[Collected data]
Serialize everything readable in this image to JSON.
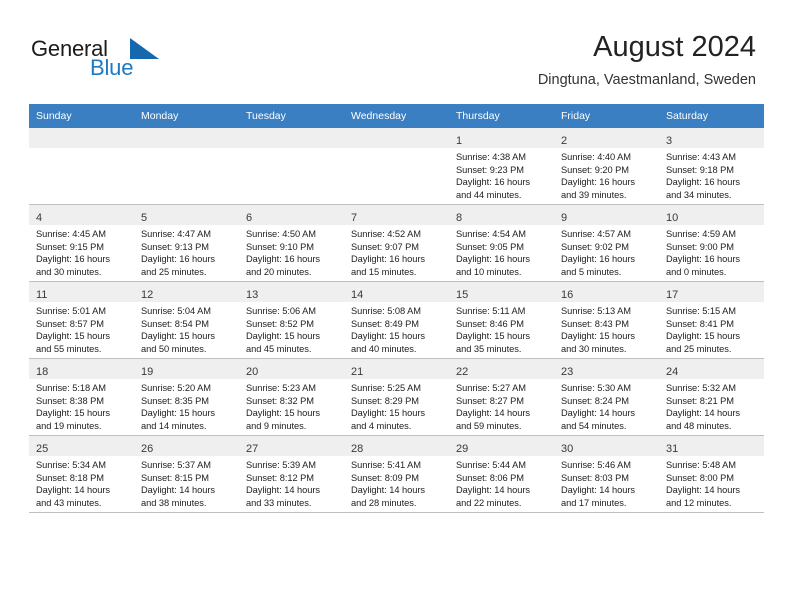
{
  "brand": {
    "name_part1": "General",
    "name_part2": "Blue",
    "triangle_color": "#1567ae",
    "blue_color": "#1f7ac4"
  },
  "header": {
    "title": "August 2024",
    "subtitle": "Dingtuna, Vaestmanland, Sweden"
  },
  "calendar": {
    "header_color": "#3a7fc1",
    "weekday_headers": [
      "Sunday",
      "Monday",
      "Tuesday",
      "Wednesday",
      "Thursday",
      "Friday",
      "Saturday"
    ],
    "weeks": [
      [
        {
          "day": "",
          "lines": []
        },
        {
          "day": "",
          "lines": []
        },
        {
          "day": "",
          "lines": []
        },
        {
          "day": "",
          "lines": []
        },
        {
          "day": "1",
          "lines": [
            "Sunrise: 4:38 AM",
            "Sunset: 9:23 PM",
            "Daylight: 16 hours",
            "and 44 minutes."
          ]
        },
        {
          "day": "2",
          "lines": [
            "Sunrise: 4:40 AM",
            "Sunset: 9:20 PM",
            "Daylight: 16 hours",
            "and 39 minutes."
          ]
        },
        {
          "day": "3",
          "lines": [
            "Sunrise: 4:43 AM",
            "Sunset: 9:18 PM",
            "Daylight: 16 hours",
            "and 34 minutes."
          ]
        }
      ],
      [
        {
          "day": "4",
          "lines": [
            "Sunrise: 4:45 AM",
            "Sunset: 9:15 PM",
            "Daylight: 16 hours",
            "and 30 minutes."
          ]
        },
        {
          "day": "5",
          "lines": [
            "Sunrise: 4:47 AM",
            "Sunset: 9:13 PM",
            "Daylight: 16 hours",
            "and 25 minutes."
          ]
        },
        {
          "day": "6",
          "lines": [
            "Sunrise: 4:50 AM",
            "Sunset: 9:10 PM",
            "Daylight: 16 hours",
            "and 20 minutes."
          ]
        },
        {
          "day": "7",
          "lines": [
            "Sunrise: 4:52 AM",
            "Sunset: 9:07 PM",
            "Daylight: 16 hours",
            "and 15 minutes."
          ]
        },
        {
          "day": "8",
          "lines": [
            "Sunrise: 4:54 AM",
            "Sunset: 9:05 PM",
            "Daylight: 16 hours",
            "and 10 minutes."
          ]
        },
        {
          "day": "9",
          "lines": [
            "Sunrise: 4:57 AM",
            "Sunset: 9:02 PM",
            "Daylight: 16 hours",
            "and 5 minutes."
          ]
        },
        {
          "day": "10",
          "lines": [
            "Sunrise: 4:59 AM",
            "Sunset: 9:00 PM",
            "Daylight: 16 hours",
            "and 0 minutes."
          ]
        }
      ],
      [
        {
          "day": "11",
          "lines": [
            "Sunrise: 5:01 AM",
            "Sunset: 8:57 PM",
            "Daylight: 15 hours",
            "and 55 minutes."
          ]
        },
        {
          "day": "12",
          "lines": [
            "Sunrise: 5:04 AM",
            "Sunset: 8:54 PM",
            "Daylight: 15 hours",
            "and 50 minutes."
          ]
        },
        {
          "day": "13",
          "lines": [
            "Sunrise: 5:06 AM",
            "Sunset: 8:52 PM",
            "Daylight: 15 hours",
            "and 45 minutes."
          ]
        },
        {
          "day": "14",
          "lines": [
            "Sunrise: 5:08 AM",
            "Sunset: 8:49 PM",
            "Daylight: 15 hours",
            "and 40 minutes."
          ]
        },
        {
          "day": "15",
          "lines": [
            "Sunrise: 5:11 AM",
            "Sunset: 8:46 PM",
            "Daylight: 15 hours",
            "and 35 minutes."
          ]
        },
        {
          "day": "16",
          "lines": [
            "Sunrise: 5:13 AM",
            "Sunset: 8:43 PM",
            "Daylight: 15 hours",
            "and 30 minutes."
          ]
        },
        {
          "day": "17",
          "lines": [
            "Sunrise: 5:15 AM",
            "Sunset: 8:41 PM",
            "Daylight: 15 hours",
            "and 25 minutes."
          ]
        }
      ],
      [
        {
          "day": "18",
          "lines": [
            "Sunrise: 5:18 AM",
            "Sunset: 8:38 PM",
            "Daylight: 15 hours",
            "and 19 minutes."
          ]
        },
        {
          "day": "19",
          "lines": [
            "Sunrise: 5:20 AM",
            "Sunset: 8:35 PM",
            "Daylight: 15 hours",
            "and 14 minutes."
          ]
        },
        {
          "day": "20",
          "lines": [
            "Sunrise: 5:23 AM",
            "Sunset: 8:32 PM",
            "Daylight: 15 hours",
            "and 9 minutes."
          ]
        },
        {
          "day": "21",
          "lines": [
            "Sunrise: 5:25 AM",
            "Sunset: 8:29 PM",
            "Daylight: 15 hours",
            "and 4 minutes."
          ]
        },
        {
          "day": "22",
          "lines": [
            "Sunrise: 5:27 AM",
            "Sunset: 8:27 PM",
            "Daylight: 14 hours",
            "and 59 minutes."
          ]
        },
        {
          "day": "23",
          "lines": [
            "Sunrise: 5:30 AM",
            "Sunset: 8:24 PM",
            "Daylight: 14 hours",
            "and 54 minutes."
          ]
        },
        {
          "day": "24",
          "lines": [
            "Sunrise: 5:32 AM",
            "Sunset: 8:21 PM",
            "Daylight: 14 hours",
            "and 48 minutes."
          ]
        }
      ],
      [
        {
          "day": "25",
          "lines": [
            "Sunrise: 5:34 AM",
            "Sunset: 8:18 PM",
            "Daylight: 14 hours",
            "and 43 minutes."
          ]
        },
        {
          "day": "26",
          "lines": [
            "Sunrise: 5:37 AM",
            "Sunset: 8:15 PM",
            "Daylight: 14 hours",
            "and 38 minutes."
          ]
        },
        {
          "day": "27",
          "lines": [
            "Sunrise: 5:39 AM",
            "Sunset: 8:12 PM",
            "Daylight: 14 hours",
            "and 33 minutes."
          ]
        },
        {
          "day": "28",
          "lines": [
            "Sunrise: 5:41 AM",
            "Sunset: 8:09 PM",
            "Daylight: 14 hours",
            "and 28 minutes."
          ]
        },
        {
          "day": "29",
          "lines": [
            "Sunrise: 5:44 AM",
            "Sunset: 8:06 PM",
            "Daylight: 14 hours",
            "and 22 minutes."
          ]
        },
        {
          "day": "30",
          "lines": [
            "Sunrise: 5:46 AM",
            "Sunset: 8:03 PM",
            "Daylight: 14 hours",
            "and 17 minutes."
          ]
        },
        {
          "day": "31",
          "lines": [
            "Sunrise: 5:48 AM",
            "Sunset: 8:00 PM",
            "Daylight: 14 hours",
            "and 12 minutes."
          ]
        }
      ]
    ]
  }
}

Task to carry out:
Leave out all images, then reproduce the entries above exactly.

Exercise result:
Serialize everything readable in this image to JSON.
{
  "brand": {
    "name_part1": "General",
    "name_part2": "Blue",
    "triangle_color": "#1567ae",
    "blue_color": "#1f7ac4"
  },
  "header": {
    "title": "August 2024",
    "subtitle": "Dingtuna, Vaestmanland, Sweden"
  },
  "calendar": {
    "header_color": "#3a7fc1",
    "weekday_headers": [
      "Sunday",
      "Monday",
      "Tuesday",
      "Wednesday",
      "Thursday",
      "Friday",
      "Saturday"
    ],
    "weeks": [
      [
        {
          "day": "",
          "lines": []
        },
        {
          "day": "",
          "lines": []
        },
        {
          "day": "",
          "lines": []
        },
        {
          "day": "",
          "lines": []
        },
        {
          "day": "1",
          "lines": [
            "Sunrise: 4:38 AM",
            "Sunset: 9:23 PM",
            "Daylight: 16 hours",
            "and 44 minutes."
          ]
        },
        {
          "day": "2",
          "lines": [
            "Sunrise: 4:40 AM",
            "Sunset: 9:20 PM",
            "Daylight: 16 hours",
            "and 39 minutes."
          ]
        },
        {
          "day": "3",
          "lines": [
            "Sunrise: 4:43 AM",
            "Sunset: 9:18 PM",
            "Daylight: 16 hours",
            "and 34 minutes."
          ]
        }
      ],
      [
        {
          "day": "4",
          "lines": [
            "Sunrise: 4:45 AM",
            "Sunset: 9:15 PM",
            "Daylight: 16 hours",
            "and 30 minutes."
          ]
        },
        {
          "day": "5",
          "lines": [
            "Sunrise: 4:47 AM",
            "Sunset: 9:13 PM",
            "Daylight: 16 hours",
            "and 25 minutes."
          ]
        },
        {
          "day": "6",
          "lines": [
            "Sunrise: 4:50 AM",
            "Sunset: 9:10 PM",
            "Daylight: 16 hours",
            "and 20 minutes."
          ]
        },
        {
          "day": "7",
          "lines": [
            "Sunrise: 4:52 AM",
            "Sunset: 9:07 PM",
            "Daylight: 16 hours",
            "and 15 minutes."
          ]
        },
        {
          "day": "8",
          "lines": [
            "Sunrise: 4:54 AM",
            "Sunset: 9:05 PM",
            "Daylight: 16 hours",
            "and 10 minutes."
          ]
        },
        {
          "day": "9",
          "lines": [
            "Sunrise: 4:57 AM",
            "Sunset: 9:02 PM",
            "Daylight: 16 hours",
            "and 5 minutes."
          ]
        },
        {
          "day": "10",
          "lines": [
            "Sunrise: 4:59 AM",
            "Sunset: 9:00 PM",
            "Daylight: 16 hours",
            "and 0 minutes."
          ]
        }
      ],
      [
        {
          "day": "11",
          "lines": [
            "Sunrise: 5:01 AM",
            "Sunset: 8:57 PM",
            "Daylight: 15 hours",
            "and 55 minutes."
          ]
        },
        {
          "day": "12",
          "lines": [
            "Sunrise: 5:04 AM",
            "Sunset: 8:54 PM",
            "Daylight: 15 hours",
            "and 50 minutes."
          ]
        },
        {
          "day": "13",
          "lines": [
            "Sunrise: 5:06 AM",
            "Sunset: 8:52 PM",
            "Daylight: 15 hours",
            "and 45 minutes."
          ]
        },
        {
          "day": "14",
          "lines": [
            "Sunrise: 5:08 AM",
            "Sunset: 8:49 PM",
            "Daylight: 15 hours",
            "and 40 minutes."
          ]
        },
        {
          "day": "15",
          "lines": [
            "Sunrise: 5:11 AM",
            "Sunset: 8:46 PM",
            "Daylight: 15 hours",
            "and 35 minutes."
          ]
        },
        {
          "day": "16",
          "lines": [
            "Sunrise: 5:13 AM",
            "Sunset: 8:43 PM",
            "Daylight: 15 hours",
            "and 30 minutes."
          ]
        },
        {
          "day": "17",
          "lines": [
            "Sunrise: 5:15 AM",
            "Sunset: 8:41 PM",
            "Daylight: 15 hours",
            "and 25 minutes."
          ]
        }
      ],
      [
        {
          "day": "18",
          "lines": [
            "Sunrise: 5:18 AM",
            "Sunset: 8:38 PM",
            "Daylight: 15 hours",
            "and 19 minutes."
          ]
        },
        {
          "day": "19",
          "lines": [
            "Sunrise: 5:20 AM",
            "Sunset: 8:35 PM",
            "Daylight: 15 hours",
            "and 14 minutes."
          ]
        },
        {
          "day": "20",
          "lines": [
            "Sunrise: 5:23 AM",
            "Sunset: 8:32 PM",
            "Daylight: 15 hours",
            "and 9 minutes."
          ]
        },
        {
          "day": "21",
          "lines": [
            "Sunrise: 5:25 AM",
            "Sunset: 8:29 PM",
            "Daylight: 15 hours",
            "and 4 minutes."
          ]
        },
        {
          "day": "22",
          "lines": [
            "Sunrise: 5:27 AM",
            "Sunset: 8:27 PM",
            "Daylight: 14 hours",
            "and 59 minutes."
          ]
        },
        {
          "day": "23",
          "lines": [
            "Sunrise: 5:30 AM",
            "Sunset: 8:24 PM",
            "Daylight: 14 hours",
            "and 54 minutes."
          ]
        },
        {
          "day": "24",
          "lines": [
            "Sunrise: 5:32 AM",
            "Sunset: 8:21 PM",
            "Daylight: 14 hours",
            "and 48 minutes."
          ]
        }
      ],
      [
        {
          "day": "25",
          "lines": [
            "Sunrise: 5:34 AM",
            "Sunset: 8:18 PM",
            "Daylight: 14 hours",
            "and 43 minutes."
          ]
        },
        {
          "day": "26",
          "lines": [
            "Sunrise: 5:37 AM",
            "Sunset: 8:15 PM",
            "Daylight: 14 hours",
            "and 38 minutes."
          ]
        },
        {
          "day": "27",
          "lines": [
            "Sunrise: 5:39 AM",
            "Sunset: 8:12 PM",
            "Daylight: 14 hours",
            "and 33 minutes."
          ]
        },
        {
          "day": "28",
          "lines": [
            "Sunrise: 5:41 AM",
            "Sunset: 8:09 PM",
            "Daylight: 14 hours",
            "and 28 minutes."
          ]
        },
        {
          "day": "29",
          "lines": [
            "Sunrise: 5:44 AM",
            "Sunset: 8:06 PM",
            "Daylight: 14 hours",
            "and 22 minutes."
          ]
        },
        {
          "day": "30",
          "lines": [
            "Sunrise: 5:46 AM",
            "Sunset: 8:03 PM",
            "Daylight: 14 hours",
            "and 17 minutes."
          ]
        },
        {
          "day": "31",
          "lines": [
            "Sunrise: 5:48 AM",
            "Sunset: 8:00 PM",
            "Daylight: 14 hours",
            "and 12 minutes."
          ]
        }
      ]
    ]
  }
}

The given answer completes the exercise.